▶ _本文抜粋_:
————————

今年(2017年)はイタリア初期バロックの大作曲家クラウディオ・モンテヴェルディ(1567-1643)の生誕450年にあたり、世界各国でこの作曲家の作品が演奏、録音されている。
「モンテヴェルディ?聴いたことないな」と呟かれる方もコンサートやオペラで全曲は聴いてないにしろ、一部分ならば必ずといっていいほど耳にされたと思う。
NHK-FM平日夜19時30分からの番組「ベストオブクラシック」において、ヨーロッパの放送局が収録した音源を放送するときに必ず冒頭で流れる勇壮なファンファーレ、あれこそがモンテヴェルディのオペラ《オルフェオ》冒頭のファンファーレである。とてもセンスの良い選曲だと思う。そして作曲者は3年後に再び《聖母マリアの夕べの祈り》の冒頭のオーケストラ部分にこのファンファーレを使い、まるでヴェルディのオペラ《アイーダ》の「凱旋行進曲」のような壮大なオープニングを作っている。
戦後日本を代表する作曲家の一人で知性溢れる著述家でもあった柴田南雄はその著書「西洋音楽の歴史・上」(音楽之友社1967年)の中で「モンテヴェルディの《聖母マリアの夕べの祈り》という大作は彼の全マドリガル、全オペラが失われていたとしても、この一作で彼の輝かしい天才の証となったに違いない傑作である。」と述べている。
しかし、この大作は次のような、今日では特殊楽器と呼ばれるもの、コルネット(金管のコルネットではなく、木管楽器で7個の孔があり、ホルンのようなマウスピースを使う、ツィンクとも呼ぶ):3~4、ザックバット(トロンボーンの原型):3、ショーム、リコーダー、ドゥルツィアン(ファゴットの前身)、ヴィオラ・ダ・ガンバ、ヴィオローネ(コントラバスの前身)、リュート、ハープシコード、オルガン等!)が必要なために、オーケストラの定期演奏会で演奏される機会はほとんど無く、日本ではキリスト教会か、合唱団の演奏会で上演される機会が多い。
幸い筆者は過去2回、この曲を録音する機会に恵まれた。初めは合唱団の友人に依頼されて演奏会のライヴ録音を行い、2回目は日本コロムビアの開発営業部門(特販と呼ばれ、プライヴェート盤の制作を行う)のディレクターとしてのCD録音だった。この録音のために楽譜を眺め、楽器を調べ、演奏位置を決めてマイクロフォンをセットし(エコーの効果を狙った歌や演奏の掛け合いが多用され、音楽により拡がりや奥行を与えている)、音楽により深く接することでモンテヴェルディの魅力にすっかりとりつかれてしまった。
商業的な理由(6人の独唱者、合唱団、子供の合唱、オーケストラが必要で、セールスは300セットが上限)や録音機会の少なさから日本コロムビアのカタログにモンテヴェルディの作品は1つ、オイロディスク原盤のローター・コッホ指揮ベルリン室内管弦楽団、ベリルン放送独唱者連盟の演奏がある。1967年東ベルリンでの録音で、現代オーケストラ楽器で演奏しているため、昨今の古楽団体による演奏・解釈とはだいぶ異なり、まるで現代オーケストラで演奏するヘンデルを思わせる壮麗な音楽に仕上がっており、親しみやすく、悪くないと思う。

————————

(空間アノテーション項目)
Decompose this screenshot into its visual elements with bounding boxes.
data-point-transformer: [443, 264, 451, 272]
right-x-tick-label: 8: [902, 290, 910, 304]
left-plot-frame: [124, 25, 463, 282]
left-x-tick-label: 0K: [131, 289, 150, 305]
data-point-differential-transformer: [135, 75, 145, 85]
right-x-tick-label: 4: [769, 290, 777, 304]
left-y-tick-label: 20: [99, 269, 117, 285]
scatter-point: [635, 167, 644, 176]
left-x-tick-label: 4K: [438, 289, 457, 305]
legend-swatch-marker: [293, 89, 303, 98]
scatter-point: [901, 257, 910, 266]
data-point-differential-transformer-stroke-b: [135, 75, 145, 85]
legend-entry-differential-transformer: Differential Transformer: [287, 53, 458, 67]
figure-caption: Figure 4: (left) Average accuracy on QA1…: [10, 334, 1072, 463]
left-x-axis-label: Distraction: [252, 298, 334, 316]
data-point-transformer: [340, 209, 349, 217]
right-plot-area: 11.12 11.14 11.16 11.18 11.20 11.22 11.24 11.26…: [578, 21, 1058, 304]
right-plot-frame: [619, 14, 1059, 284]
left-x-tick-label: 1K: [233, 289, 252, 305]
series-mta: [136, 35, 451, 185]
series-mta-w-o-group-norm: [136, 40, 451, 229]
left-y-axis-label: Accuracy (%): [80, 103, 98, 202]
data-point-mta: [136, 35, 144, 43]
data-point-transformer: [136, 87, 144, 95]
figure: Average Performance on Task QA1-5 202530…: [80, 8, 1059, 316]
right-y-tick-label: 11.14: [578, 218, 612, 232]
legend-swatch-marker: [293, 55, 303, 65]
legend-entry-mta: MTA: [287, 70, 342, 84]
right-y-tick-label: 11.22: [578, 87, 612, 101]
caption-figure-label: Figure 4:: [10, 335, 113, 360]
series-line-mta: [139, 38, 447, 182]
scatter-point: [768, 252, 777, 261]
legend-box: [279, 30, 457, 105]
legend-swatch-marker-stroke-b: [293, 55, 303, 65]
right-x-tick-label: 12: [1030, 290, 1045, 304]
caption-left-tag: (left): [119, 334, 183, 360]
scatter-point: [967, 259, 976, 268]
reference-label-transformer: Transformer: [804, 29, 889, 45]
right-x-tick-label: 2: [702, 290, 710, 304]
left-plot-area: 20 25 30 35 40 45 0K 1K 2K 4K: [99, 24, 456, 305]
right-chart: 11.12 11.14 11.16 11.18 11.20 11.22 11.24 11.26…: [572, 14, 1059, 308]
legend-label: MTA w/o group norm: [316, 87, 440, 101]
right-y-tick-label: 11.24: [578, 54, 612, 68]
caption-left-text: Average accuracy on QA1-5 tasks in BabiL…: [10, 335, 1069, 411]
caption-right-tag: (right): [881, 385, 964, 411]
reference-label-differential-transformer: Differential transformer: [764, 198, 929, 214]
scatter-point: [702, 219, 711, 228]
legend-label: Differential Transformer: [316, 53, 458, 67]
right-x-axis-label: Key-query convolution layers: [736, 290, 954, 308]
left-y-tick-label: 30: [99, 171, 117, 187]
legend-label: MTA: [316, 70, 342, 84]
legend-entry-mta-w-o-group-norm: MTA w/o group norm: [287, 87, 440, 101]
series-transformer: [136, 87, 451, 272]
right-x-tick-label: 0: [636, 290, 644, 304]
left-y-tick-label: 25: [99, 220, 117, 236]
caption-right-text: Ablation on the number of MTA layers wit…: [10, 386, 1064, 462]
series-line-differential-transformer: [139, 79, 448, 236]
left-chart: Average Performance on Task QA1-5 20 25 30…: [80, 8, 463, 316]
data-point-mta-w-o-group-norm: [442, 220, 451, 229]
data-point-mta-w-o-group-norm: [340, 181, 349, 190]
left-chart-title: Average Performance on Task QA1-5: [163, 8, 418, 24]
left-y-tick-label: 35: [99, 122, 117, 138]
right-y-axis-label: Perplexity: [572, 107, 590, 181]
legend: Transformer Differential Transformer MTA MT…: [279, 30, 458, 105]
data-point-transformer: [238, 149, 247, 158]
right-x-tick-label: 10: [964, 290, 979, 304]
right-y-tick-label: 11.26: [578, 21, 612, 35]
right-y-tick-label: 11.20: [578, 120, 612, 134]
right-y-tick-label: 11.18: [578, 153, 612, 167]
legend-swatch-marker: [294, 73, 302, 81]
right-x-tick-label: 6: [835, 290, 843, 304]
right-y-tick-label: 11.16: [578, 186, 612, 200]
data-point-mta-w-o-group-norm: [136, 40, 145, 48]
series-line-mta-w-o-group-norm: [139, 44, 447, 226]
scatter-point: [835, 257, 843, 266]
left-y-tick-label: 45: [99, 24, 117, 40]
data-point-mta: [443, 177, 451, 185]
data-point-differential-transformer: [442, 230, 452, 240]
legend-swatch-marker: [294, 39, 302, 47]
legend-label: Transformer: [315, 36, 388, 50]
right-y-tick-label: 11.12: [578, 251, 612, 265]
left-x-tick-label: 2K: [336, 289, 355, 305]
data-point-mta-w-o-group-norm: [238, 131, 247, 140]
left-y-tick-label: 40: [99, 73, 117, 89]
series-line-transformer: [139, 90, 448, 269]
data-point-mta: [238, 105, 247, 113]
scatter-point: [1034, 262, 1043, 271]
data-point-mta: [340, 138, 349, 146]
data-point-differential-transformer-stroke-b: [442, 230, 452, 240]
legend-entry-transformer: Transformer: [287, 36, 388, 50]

————————

▶ _課題一覧_:
**1)** データの行のうち、先頭の行から「left-x-tick-label: 0K: [131, 289, 150, 305]」を含む行までを、両端の行も含めて一字一句変えずに書き写すこと。
**2)** モンテヴェルディについての文章を、最後の文の後から書き継ぐこと。

▶ _課題別の解答_:
**1)**
Decompose this screenshot into its visual elements with bounding boxes.
data-point-transformer: [443, 264, 451, 272]
right-x-tick-label: 8: [902, 290, 910, 304]
left-plot-frame: [124, 25, 463, 282]
left-x-tick-label: 0K: [131, 289, 150, 305]

**2)**
しかしながら、最後の長大な「マニフィカート」が解釈の理由(収録時間など商業的な事もあったのだろうか)から割愛されているのが残念である。
まるで、徒然草の物語で仁和寺の法師が石清水八幡宮の下までで帰ったことを兼好法師が「先逹はあらまほしき事なり」と諌めているように、初めてこの音楽を聴く人には薦めない。「マニフィカート」はこの音楽のエッセンスと呼べる部分だからである。
インバル/ベルリオーズ:レクイエムでも動画を紹介したが、今回もジョン・エリオット・ガーディナー指揮モンテヴェルディ合唱団、イングリッシュ・バロック・ソロイスト他の演奏による2014年フランス、ヴェルサイユ宮殿の王室礼拝堂での演奏会がフランスのテレビ局撮影の鮮明な映像・録音で教育目的としてYouTubeに挙がっていたので紹介する。中でも1時間20分過ぎの「マニフィカート」の部分では上述の様々な楽器やエコーの演奏様式などが映し出されており、一見の価値あり。
この曲は長い残響を持つ壮大な教会での演奏を意図して作曲されている。なので、残響の短い日本のホールでの演奏・録音ではテンポ感にずれが生じるため、前述のプライヴェート録音の現場では、まるでポップスの録音のようにモニタールームにエコーマシンを持ち込んで指揮者や独唱者にはヘッドフォンをかぶってもらい、長い残響が付加された音を聴きながら音楽を作っていった。そんなこんなで現場は少し大変だったが、次々と美しい音楽に包まれて終わってほしくない録音だった。
モンテヴェルディはその後ヴェネツィアのサン・マルコ大聖堂楽長に就任した。
柴田南雄の本を更に引用しよう。
「サン・マルコ大聖堂楽長とはまず今日でいえば、ベルリン・フィルハーモニー交響楽団の常任指揮者のようなものである。いな、作曲家でもあるのだから、それ以上の地位といっても過言ではない。」(同本より)
(久)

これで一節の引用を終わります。